Aim: Using the data below, gather each line that includes the word "handle".

Recorded data:

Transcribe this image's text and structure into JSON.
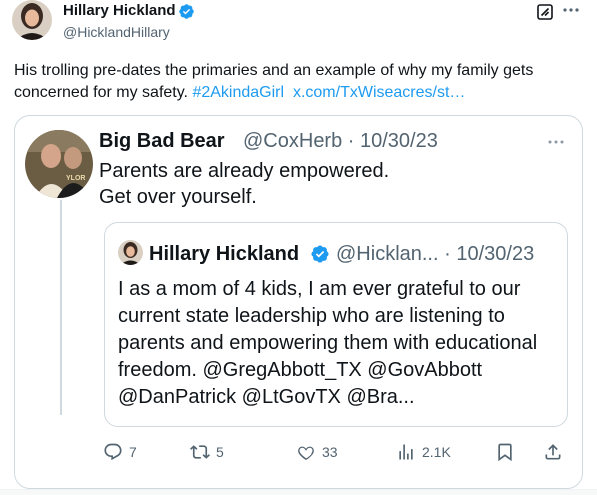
{
  "author": {
    "name": "Hillary Hickland",
    "handle": "@HicklandHillary"
  },
  "tweet": {
    "text_plain": "His trolling pre-dates the primaries and an example of why my family gets concerned for my safety. ",
    "hashtag": "#2AkindaGirl",
    "link": "x.com/TxWiseacres/st…"
  },
  "quoted": {
    "name": "Big Bad Bear",
    "handle": "@CoxHerb",
    "date": "10/30/23",
    "line1": "Parents are already empowered.",
    "line2": "Get over yourself."
  },
  "inner_quote": {
    "name": "Hillary Hickland",
    "handle": "@Hicklan...",
    "date": "10/30/23",
    "text": "I as a mom of 4 kids, I am ever grateful to our current state leadership who are listening to parents and empowering them with educational freedom. @GregAbbott_TX @GovAbbott @DanPatrick @LtGovTX @Bra..."
  },
  "actions": {
    "replies": "7",
    "retweets": "5",
    "likes": "33",
    "views": "2.1K"
  },
  "colors": {
    "link": "#1d9bf0",
    "verified": "#1d9bf0",
    "secondary_text": "#536471",
    "border": "#cfd9de"
  },
  "icons": [
    "verified-badge-icon",
    "grok-icon",
    "more-icon",
    "reply-icon",
    "retweet-icon",
    "like-icon",
    "views-icon",
    "bookmark-icon",
    "share-icon"
  ]
}
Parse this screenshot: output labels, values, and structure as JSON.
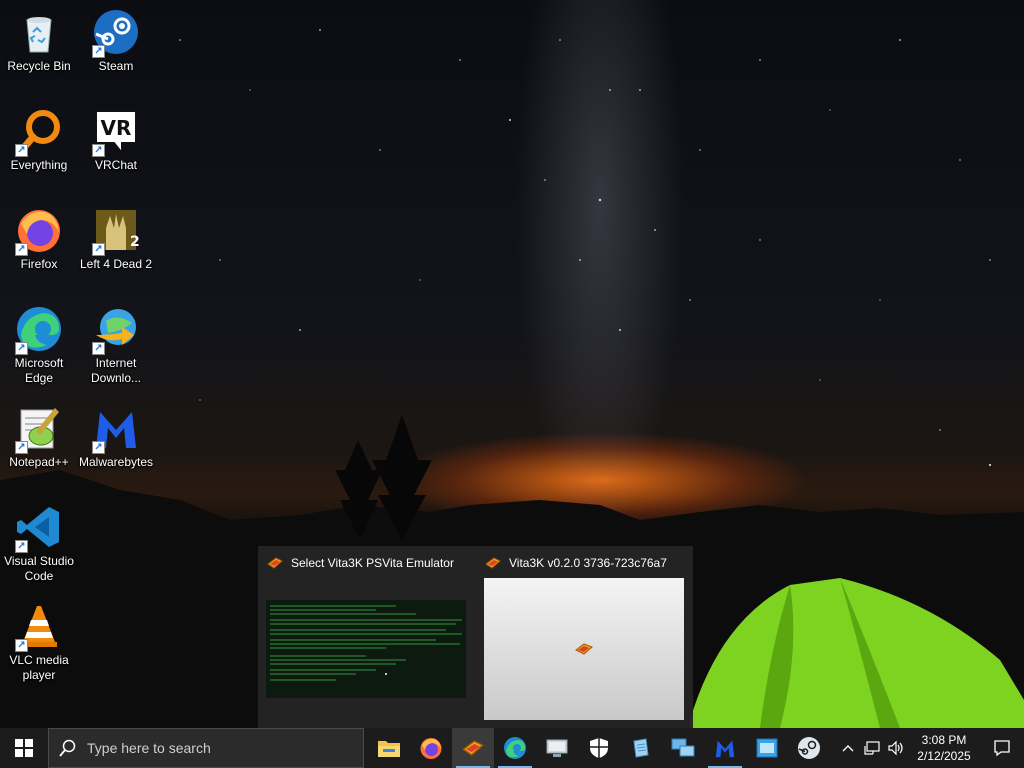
{
  "desktop": {
    "icons": [
      {
        "label": "Recycle Bin",
        "icon": "recycle-bin-icon",
        "shortcut": false
      },
      {
        "label": "Steam",
        "icon": "steam-icon",
        "shortcut": true
      },
      {
        "label": "Everything",
        "icon": "everything-icon",
        "shortcut": true
      },
      {
        "label": "VRChat",
        "icon": "vrchat-icon",
        "shortcut": true
      },
      {
        "label": "Firefox",
        "icon": "firefox-icon",
        "shortcut": true
      },
      {
        "label": "Left 4 Dead 2",
        "icon": "left-4-dead-2-icon",
        "shortcut": true
      },
      {
        "label": "Microsoft Edge",
        "icon": "edge-icon",
        "shortcut": true
      },
      {
        "label": "Internet Downlo...",
        "icon": "internet-download-manager-icon",
        "shortcut": true
      },
      {
        "label": "Notepad++",
        "icon": "notepad-plus-plus-icon",
        "shortcut": true
      },
      {
        "label": "Malwarebytes",
        "icon": "malwarebytes-icon",
        "shortcut": true
      },
      {
        "label": "Visual Studio Code",
        "icon": "vscode-icon",
        "shortcut": true
      },
      {
        "label": "VLC media player",
        "icon": "vlc-icon",
        "shortcut": true
      }
    ],
    "vrchat_logo_text": "VR"
  },
  "thumbnails": [
    {
      "title": "Select Vita3K PSVita Emulator",
      "icon": "vita3k-icon"
    },
    {
      "title": "Vita3K v0.2.0 3736-723c76a7",
      "icon": "vita3k-icon"
    }
  ],
  "taskbar": {
    "search_placeholder": "Type here to search",
    "pinned": [
      {
        "name": "file-explorer",
        "icon": "folder-icon"
      },
      {
        "name": "firefox",
        "icon": "firefox-icon"
      },
      {
        "name": "vita3k",
        "icon": "vita3k-icon"
      },
      {
        "name": "edge",
        "icon": "edge-icon"
      },
      {
        "name": "remote-desktop",
        "icon": "remote-desktop-icon"
      },
      {
        "name": "windows-security",
        "icon": "shield-icon"
      },
      {
        "name": "notepad",
        "icon": "notepad-icon"
      },
      {
        "name": "network-connections",
        "icon": "network-icon"
      },
      {
        "name": "malwarebytes",
        "icon": "malwarebytes-icon"
      },
      {
        "name": "app-window",
        "icon": "app-window-icon"
      },
      {
        "name": "steam",
        "icon": "steam-icon"
      }
    ],
    "time": "3:08 PM",
    "date": "2/12/2025"
  },
  "colors": {
    "taskbar": "#1c1c1c",
    "accent": "#76b9ed",
    "tent": "#7ed321"
  }
}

Reply to the exercise:
    "handle": "@HicklandHillary"
    "handle": "@CoxHerb",
    "handle": "@Hicklan...",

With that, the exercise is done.